== What to work on ==
Pull out every line below holding the word "Wolumen".

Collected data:
# # #
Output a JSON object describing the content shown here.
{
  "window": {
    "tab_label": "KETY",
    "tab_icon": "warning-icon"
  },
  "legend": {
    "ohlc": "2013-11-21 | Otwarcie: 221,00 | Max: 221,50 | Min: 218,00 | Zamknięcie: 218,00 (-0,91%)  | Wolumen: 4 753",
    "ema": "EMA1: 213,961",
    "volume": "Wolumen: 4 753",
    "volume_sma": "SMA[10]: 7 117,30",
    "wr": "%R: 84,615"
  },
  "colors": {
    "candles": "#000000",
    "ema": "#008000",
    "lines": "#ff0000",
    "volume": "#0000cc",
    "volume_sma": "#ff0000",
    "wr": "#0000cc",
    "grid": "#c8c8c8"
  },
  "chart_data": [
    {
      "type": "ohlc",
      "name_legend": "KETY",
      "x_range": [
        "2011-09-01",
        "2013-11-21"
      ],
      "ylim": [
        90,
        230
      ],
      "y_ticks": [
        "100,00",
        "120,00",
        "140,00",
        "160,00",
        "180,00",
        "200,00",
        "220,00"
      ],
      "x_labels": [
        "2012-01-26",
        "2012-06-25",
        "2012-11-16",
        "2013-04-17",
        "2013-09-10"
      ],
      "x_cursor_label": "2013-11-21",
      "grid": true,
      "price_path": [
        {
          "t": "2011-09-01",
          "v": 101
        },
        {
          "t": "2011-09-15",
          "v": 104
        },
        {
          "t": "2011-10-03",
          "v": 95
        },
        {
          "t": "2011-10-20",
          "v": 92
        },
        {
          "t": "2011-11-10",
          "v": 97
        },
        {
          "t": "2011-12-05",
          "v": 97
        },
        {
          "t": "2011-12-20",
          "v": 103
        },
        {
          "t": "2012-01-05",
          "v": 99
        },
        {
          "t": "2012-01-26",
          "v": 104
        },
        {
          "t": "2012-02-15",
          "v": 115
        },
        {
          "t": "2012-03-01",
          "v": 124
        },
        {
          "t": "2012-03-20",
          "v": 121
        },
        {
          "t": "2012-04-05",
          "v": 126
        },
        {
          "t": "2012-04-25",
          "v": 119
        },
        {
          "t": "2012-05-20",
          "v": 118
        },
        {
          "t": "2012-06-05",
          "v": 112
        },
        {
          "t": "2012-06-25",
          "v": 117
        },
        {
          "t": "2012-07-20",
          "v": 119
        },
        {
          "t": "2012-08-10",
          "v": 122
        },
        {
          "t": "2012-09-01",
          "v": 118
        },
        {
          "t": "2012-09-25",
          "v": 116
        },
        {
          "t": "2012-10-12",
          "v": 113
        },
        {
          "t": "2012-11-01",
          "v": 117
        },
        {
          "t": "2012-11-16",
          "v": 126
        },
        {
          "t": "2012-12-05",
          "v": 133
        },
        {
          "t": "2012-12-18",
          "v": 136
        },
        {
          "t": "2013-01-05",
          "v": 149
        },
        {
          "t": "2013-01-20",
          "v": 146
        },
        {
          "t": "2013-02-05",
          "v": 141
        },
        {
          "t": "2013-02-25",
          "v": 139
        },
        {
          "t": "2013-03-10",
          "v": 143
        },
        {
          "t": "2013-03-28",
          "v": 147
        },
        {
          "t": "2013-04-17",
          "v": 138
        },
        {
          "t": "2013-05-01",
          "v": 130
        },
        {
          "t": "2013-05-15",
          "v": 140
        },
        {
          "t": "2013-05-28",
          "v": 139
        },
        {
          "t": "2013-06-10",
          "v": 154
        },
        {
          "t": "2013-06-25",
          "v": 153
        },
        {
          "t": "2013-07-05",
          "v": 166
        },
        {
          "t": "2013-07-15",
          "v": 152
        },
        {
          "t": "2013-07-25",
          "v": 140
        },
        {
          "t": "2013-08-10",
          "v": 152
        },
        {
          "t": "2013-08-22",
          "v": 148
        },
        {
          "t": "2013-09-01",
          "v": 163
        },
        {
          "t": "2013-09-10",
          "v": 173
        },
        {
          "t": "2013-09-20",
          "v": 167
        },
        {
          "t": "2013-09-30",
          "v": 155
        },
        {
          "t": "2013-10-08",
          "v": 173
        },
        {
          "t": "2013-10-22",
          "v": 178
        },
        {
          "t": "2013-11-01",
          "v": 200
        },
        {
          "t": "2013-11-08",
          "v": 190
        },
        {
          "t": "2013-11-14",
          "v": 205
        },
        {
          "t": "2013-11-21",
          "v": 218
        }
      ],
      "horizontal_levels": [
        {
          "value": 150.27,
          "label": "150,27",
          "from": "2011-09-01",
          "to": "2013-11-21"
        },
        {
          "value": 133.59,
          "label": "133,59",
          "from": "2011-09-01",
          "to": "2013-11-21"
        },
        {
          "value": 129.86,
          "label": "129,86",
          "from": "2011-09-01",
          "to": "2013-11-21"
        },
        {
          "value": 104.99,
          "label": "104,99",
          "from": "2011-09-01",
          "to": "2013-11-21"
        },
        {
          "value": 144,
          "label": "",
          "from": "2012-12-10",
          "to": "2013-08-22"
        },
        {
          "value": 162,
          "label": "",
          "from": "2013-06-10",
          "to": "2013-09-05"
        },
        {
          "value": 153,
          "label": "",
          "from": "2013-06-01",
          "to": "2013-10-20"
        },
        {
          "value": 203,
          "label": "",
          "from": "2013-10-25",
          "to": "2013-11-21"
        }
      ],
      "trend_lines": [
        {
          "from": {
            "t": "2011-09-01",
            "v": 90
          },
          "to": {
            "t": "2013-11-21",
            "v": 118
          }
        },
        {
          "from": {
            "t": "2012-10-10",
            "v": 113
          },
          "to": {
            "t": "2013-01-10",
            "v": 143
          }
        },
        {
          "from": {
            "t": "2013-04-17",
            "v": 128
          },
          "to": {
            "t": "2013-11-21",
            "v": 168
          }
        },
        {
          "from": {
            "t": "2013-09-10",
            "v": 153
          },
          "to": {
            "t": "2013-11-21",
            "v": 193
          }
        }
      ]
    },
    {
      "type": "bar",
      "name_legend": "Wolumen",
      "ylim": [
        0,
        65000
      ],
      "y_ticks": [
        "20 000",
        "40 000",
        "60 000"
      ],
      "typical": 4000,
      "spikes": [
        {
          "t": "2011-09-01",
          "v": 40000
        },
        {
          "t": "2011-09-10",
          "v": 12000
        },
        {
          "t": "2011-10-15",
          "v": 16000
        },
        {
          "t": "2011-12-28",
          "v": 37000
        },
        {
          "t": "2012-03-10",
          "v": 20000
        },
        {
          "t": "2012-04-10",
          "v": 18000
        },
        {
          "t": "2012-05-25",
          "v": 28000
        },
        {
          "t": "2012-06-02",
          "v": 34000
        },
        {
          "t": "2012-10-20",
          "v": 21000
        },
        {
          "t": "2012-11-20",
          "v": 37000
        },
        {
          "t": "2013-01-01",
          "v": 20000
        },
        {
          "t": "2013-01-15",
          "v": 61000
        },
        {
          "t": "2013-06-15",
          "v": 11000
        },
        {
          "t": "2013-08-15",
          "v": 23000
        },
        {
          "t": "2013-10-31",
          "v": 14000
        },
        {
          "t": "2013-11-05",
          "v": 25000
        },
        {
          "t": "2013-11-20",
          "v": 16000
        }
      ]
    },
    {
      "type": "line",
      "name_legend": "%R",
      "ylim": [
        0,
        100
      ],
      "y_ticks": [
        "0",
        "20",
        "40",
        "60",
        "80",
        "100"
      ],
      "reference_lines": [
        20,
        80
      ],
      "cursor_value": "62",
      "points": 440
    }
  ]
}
# # #
== Solution ==
    "ohlc": "2013-11-21 | Otwarcie: 221,00 | Max: 221,50 | Min: 218,00 | Zamknięcie: 218,00 (-0,91%)  | Wolumen: 4 753",
    "volume": "Wolumen: 4 753",
      "name_legend": "Wolumen",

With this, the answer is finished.